[Aim]
Lines holding the string "клетчатки" are the ones to copy from this listing.

•••

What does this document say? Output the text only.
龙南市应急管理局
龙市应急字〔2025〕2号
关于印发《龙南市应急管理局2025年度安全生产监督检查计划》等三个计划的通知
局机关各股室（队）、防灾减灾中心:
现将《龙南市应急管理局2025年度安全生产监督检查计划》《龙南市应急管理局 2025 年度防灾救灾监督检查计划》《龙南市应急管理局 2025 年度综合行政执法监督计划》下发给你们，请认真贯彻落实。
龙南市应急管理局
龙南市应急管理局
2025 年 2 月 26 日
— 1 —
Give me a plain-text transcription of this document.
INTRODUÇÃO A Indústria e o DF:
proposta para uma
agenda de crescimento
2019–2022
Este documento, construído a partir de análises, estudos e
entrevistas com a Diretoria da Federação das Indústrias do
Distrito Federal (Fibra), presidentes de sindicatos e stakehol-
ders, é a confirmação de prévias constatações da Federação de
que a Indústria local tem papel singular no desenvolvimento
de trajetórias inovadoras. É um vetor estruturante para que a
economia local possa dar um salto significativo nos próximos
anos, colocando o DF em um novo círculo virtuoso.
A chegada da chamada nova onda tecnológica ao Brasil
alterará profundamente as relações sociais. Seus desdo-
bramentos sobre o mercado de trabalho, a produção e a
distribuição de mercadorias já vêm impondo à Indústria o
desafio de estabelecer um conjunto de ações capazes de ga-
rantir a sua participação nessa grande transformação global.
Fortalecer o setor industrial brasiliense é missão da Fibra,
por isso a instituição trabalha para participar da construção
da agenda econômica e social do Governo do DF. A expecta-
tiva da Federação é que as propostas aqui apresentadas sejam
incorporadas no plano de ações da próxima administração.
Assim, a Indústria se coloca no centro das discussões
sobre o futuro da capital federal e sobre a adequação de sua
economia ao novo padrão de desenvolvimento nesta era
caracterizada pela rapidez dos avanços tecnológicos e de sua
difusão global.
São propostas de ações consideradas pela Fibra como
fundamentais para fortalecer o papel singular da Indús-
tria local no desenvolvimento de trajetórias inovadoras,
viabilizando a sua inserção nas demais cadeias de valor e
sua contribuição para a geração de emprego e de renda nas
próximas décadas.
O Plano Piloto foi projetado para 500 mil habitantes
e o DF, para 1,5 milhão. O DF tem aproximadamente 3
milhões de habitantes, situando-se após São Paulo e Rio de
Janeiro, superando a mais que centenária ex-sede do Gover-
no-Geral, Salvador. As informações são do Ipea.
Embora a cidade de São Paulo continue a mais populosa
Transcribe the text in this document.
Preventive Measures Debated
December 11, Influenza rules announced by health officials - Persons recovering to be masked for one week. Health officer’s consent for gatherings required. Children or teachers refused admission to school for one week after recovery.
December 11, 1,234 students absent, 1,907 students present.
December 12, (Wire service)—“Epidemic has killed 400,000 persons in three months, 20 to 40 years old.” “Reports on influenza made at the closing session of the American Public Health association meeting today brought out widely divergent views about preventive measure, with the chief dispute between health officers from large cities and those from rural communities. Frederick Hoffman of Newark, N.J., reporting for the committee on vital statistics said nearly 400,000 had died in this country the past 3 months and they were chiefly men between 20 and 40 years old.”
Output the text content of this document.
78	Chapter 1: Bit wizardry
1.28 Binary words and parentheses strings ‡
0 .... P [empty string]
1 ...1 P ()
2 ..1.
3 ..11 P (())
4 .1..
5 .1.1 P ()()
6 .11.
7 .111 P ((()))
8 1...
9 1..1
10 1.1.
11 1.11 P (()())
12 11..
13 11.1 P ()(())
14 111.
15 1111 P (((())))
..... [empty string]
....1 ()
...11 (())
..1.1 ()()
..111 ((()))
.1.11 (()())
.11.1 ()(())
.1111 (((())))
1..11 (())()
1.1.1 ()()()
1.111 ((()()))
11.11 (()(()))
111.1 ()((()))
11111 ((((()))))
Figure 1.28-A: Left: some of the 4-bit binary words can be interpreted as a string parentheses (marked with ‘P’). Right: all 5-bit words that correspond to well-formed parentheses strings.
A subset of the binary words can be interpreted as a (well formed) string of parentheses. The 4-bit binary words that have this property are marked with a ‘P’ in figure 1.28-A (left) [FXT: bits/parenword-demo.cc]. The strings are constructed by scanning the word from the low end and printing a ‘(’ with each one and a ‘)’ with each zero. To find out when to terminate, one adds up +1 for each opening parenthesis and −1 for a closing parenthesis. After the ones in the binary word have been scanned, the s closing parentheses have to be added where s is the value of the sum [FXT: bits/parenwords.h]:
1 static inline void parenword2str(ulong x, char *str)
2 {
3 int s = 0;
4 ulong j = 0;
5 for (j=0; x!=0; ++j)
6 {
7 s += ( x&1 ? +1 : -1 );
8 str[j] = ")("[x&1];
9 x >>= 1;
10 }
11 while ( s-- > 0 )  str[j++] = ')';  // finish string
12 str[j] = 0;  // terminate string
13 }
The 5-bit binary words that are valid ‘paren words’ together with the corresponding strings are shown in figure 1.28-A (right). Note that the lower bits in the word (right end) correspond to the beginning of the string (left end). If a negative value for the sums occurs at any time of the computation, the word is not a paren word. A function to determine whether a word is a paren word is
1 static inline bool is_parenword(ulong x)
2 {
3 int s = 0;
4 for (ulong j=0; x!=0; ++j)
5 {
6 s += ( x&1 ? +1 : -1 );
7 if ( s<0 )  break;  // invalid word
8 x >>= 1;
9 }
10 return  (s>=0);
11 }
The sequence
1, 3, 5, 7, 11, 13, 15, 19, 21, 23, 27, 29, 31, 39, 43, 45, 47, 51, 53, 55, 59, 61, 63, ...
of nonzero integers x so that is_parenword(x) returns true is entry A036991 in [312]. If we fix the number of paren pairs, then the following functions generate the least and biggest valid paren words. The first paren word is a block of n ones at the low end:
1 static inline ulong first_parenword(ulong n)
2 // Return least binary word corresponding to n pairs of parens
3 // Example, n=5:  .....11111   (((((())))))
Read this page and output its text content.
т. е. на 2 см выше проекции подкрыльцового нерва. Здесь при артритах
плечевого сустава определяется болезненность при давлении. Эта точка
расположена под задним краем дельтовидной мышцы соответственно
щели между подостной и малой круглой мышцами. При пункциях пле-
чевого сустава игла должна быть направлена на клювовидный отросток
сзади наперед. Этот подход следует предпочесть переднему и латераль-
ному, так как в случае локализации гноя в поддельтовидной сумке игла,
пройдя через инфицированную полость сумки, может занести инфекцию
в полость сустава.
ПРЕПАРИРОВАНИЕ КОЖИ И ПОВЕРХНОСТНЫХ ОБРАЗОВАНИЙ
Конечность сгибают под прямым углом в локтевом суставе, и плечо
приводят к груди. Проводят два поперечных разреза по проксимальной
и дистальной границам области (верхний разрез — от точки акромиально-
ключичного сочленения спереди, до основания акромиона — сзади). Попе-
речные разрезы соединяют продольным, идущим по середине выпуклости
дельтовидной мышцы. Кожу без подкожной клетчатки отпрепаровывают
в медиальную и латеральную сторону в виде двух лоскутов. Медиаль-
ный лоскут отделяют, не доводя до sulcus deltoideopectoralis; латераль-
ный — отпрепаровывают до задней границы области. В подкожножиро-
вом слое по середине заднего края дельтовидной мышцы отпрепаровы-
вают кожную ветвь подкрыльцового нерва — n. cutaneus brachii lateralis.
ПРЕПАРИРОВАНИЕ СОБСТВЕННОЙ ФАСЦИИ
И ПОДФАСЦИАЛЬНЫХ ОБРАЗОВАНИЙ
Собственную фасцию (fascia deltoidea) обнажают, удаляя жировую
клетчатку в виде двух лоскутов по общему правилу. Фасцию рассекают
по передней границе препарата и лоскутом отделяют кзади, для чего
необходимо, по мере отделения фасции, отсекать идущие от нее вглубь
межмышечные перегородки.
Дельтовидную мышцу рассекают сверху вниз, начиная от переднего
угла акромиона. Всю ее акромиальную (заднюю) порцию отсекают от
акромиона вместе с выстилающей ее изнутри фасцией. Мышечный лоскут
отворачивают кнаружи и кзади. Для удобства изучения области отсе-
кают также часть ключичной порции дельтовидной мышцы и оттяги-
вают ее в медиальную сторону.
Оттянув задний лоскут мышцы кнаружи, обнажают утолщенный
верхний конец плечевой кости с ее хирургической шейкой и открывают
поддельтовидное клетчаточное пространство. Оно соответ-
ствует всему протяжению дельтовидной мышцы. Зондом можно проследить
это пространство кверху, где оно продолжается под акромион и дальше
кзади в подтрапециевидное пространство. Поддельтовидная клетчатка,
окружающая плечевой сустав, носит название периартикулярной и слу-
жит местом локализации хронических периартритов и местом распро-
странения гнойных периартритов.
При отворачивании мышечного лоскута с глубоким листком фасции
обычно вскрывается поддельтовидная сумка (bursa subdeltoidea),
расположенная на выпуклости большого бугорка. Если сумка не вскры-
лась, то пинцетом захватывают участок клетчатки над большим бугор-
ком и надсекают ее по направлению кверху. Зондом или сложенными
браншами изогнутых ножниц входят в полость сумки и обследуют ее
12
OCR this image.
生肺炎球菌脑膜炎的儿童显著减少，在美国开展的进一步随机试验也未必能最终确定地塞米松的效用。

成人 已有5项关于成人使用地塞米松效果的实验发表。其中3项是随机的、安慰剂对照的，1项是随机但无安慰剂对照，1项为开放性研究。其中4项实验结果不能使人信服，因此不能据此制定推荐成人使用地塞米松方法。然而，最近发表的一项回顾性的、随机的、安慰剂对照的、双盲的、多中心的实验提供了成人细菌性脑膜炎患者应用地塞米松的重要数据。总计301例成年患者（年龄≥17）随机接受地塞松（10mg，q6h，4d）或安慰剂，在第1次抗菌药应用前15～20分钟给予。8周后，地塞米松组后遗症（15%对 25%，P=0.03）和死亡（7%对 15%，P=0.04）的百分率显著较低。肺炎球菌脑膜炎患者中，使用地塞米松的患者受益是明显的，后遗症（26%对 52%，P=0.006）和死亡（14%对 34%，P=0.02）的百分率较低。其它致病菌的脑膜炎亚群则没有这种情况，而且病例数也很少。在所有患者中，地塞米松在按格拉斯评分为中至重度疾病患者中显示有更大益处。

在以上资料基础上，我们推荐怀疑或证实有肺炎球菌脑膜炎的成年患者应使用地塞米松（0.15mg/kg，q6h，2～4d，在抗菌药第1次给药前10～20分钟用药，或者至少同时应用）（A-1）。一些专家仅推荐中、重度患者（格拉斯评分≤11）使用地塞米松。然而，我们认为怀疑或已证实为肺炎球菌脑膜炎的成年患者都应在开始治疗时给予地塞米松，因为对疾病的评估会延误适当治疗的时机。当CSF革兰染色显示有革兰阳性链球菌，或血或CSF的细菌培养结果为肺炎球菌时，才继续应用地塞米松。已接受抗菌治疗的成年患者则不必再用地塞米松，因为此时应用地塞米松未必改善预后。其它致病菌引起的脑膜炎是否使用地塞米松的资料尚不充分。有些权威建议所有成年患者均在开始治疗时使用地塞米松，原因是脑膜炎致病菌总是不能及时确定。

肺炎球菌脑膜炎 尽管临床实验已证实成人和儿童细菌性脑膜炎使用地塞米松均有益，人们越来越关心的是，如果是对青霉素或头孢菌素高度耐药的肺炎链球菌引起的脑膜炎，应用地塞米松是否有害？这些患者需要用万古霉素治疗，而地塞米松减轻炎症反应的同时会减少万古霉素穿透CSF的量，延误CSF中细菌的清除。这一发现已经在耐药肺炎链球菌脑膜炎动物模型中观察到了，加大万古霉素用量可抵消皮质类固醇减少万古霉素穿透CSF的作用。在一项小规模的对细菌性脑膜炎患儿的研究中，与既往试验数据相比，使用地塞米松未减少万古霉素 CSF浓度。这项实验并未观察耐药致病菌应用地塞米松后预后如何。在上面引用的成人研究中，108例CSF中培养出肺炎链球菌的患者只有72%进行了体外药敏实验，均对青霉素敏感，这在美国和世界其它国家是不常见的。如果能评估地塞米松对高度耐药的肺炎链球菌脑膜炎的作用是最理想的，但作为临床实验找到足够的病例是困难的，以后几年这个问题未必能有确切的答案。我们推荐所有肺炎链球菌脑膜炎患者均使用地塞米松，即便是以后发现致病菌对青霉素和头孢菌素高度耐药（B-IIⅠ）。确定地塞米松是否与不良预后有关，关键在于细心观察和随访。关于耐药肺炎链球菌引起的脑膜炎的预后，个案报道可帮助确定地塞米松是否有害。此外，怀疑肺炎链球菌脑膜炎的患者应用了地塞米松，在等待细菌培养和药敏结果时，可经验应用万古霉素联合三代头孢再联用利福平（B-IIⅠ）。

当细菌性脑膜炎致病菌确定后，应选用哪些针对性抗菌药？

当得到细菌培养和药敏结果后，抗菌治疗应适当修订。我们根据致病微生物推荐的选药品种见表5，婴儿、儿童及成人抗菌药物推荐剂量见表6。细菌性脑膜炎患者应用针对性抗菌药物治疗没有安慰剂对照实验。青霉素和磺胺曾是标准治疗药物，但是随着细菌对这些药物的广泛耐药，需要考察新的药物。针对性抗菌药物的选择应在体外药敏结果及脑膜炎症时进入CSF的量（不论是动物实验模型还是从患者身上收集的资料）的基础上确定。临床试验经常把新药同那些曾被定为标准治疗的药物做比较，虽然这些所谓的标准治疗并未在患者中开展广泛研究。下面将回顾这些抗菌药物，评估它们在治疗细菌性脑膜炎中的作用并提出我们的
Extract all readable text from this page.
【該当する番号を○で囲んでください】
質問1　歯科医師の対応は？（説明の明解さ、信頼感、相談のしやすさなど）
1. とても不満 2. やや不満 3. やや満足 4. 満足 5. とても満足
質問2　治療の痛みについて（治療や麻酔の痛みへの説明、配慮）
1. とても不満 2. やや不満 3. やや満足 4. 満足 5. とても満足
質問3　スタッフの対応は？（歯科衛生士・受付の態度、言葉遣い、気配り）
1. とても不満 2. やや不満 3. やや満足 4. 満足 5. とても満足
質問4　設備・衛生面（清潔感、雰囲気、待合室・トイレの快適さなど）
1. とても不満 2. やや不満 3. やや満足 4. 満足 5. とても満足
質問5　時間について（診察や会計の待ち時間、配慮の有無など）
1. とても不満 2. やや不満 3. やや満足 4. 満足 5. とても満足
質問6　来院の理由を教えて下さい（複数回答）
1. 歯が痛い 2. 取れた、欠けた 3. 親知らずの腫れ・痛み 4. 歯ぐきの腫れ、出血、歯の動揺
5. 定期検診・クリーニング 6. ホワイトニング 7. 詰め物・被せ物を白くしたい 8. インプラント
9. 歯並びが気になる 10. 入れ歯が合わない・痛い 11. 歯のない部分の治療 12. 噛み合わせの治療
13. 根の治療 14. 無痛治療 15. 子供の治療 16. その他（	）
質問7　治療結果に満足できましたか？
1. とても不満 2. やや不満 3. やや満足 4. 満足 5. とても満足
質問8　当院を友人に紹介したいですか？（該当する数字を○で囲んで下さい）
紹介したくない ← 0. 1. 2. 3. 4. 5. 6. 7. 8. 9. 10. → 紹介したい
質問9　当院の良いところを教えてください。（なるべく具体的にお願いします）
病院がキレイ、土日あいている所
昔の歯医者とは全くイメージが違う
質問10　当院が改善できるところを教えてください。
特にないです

•••

[Exercise output]
дельтовидной мышцы. Кожу без подкожной клетчатки отпрепаровывают
лась, то пинцетом захватывают участок клетчатки над большим бугор-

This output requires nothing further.